#### PROVIDED RECORDS:
↓↓↓
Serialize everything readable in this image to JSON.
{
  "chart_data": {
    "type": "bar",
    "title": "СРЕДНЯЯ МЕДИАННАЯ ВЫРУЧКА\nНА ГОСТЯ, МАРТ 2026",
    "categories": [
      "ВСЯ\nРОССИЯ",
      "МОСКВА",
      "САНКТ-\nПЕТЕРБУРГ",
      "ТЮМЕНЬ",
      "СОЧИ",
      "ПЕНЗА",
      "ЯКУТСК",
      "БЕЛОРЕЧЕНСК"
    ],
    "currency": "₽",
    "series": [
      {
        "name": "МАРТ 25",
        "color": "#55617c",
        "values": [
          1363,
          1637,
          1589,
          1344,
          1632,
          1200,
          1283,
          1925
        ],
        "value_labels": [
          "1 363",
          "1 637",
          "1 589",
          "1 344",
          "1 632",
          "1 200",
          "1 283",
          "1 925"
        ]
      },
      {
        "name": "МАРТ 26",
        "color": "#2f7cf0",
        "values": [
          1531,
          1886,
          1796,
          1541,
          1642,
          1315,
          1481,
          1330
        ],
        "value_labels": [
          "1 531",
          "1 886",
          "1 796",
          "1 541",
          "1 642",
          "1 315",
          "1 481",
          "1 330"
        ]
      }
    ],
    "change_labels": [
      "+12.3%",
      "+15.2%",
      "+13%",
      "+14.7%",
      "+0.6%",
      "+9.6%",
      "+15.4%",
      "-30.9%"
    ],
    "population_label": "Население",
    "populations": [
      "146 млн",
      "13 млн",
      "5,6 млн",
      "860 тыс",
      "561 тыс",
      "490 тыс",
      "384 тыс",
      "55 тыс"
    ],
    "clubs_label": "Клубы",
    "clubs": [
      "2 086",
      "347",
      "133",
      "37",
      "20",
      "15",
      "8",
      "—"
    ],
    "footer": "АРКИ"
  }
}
↑↑↑
Repeat all the entries exactly as given.

#### COMPLETED TASK:
Serialize everything readable in this image to JSON.
{
  "chart_data": {
    "type": "bar",
    "title": "СРЕДНЯЯ МЕДИАННАЯ ВЫРУЧКА\nНА ГОСТЯ, МАРТ 2026",
    "categories": [
      "ВСЯ\nРОССИЯ",
      "МОСКВА",
      "САНКТ-\nПЕТЕРБУРГ",
      "ТЮМЕНЬ",
      "СОЧИ",
      "ПЕНЗА",
      "ЯКУТСК",
      "БЕЛОРЕЧЕНСК"
    ],
    "currency": "₽",
    "series": [
      {
        "name": "МАРТ 25",
        "color": "#55617c",
        "values": [
          1363,
          1637,
          1589,
          1344,
          1632,
          1200,
          1283,
          1925
        ],
        "value_labels": [
          "1 363",
          "1 637",
          "1 589",
          "1 344",
          "1 632",
          "1 200",
          "1 283",
          "1 925"
        ]
      },
      {
        "name": "МАРТ 26",
        "color": "#2f7cf0",
        "values": [
          1531,
          1886,
          1796,
          1541,
          1642,
          1315,
          1481,
          1330
        ],
        "value_labels": [
          "1 531",
          "1 886",
          "1 796",
          "1 541",
          "1 642",
          "1 315",
          "1 481",
          "1 330"
        ]
      }
    ],
    "change_labels": [
      "+12.3%",
      "+15.2%",
      "+13%",
      "+14.7%",
      "+0.6%",
      "+9.6%",
      "+15.4%",
      "-30.9%"
    ],
    "population_label": "Население",
    "populations": [
      "146 млн",
      "13 млн",
      "5,6 млн",
      "860 тыс",
      "561 тыс",
      "490 тыс",
      "384 тыс",
      "55 тыс"
    ],
    "clubs_label": "Клубы",
    "clubs": [
      "2 086",
      "347",
      "133",
      "37",
      "20",
      "15",
      "8",
      "—"
    ],
    "footer": "АРКИ"
  }
}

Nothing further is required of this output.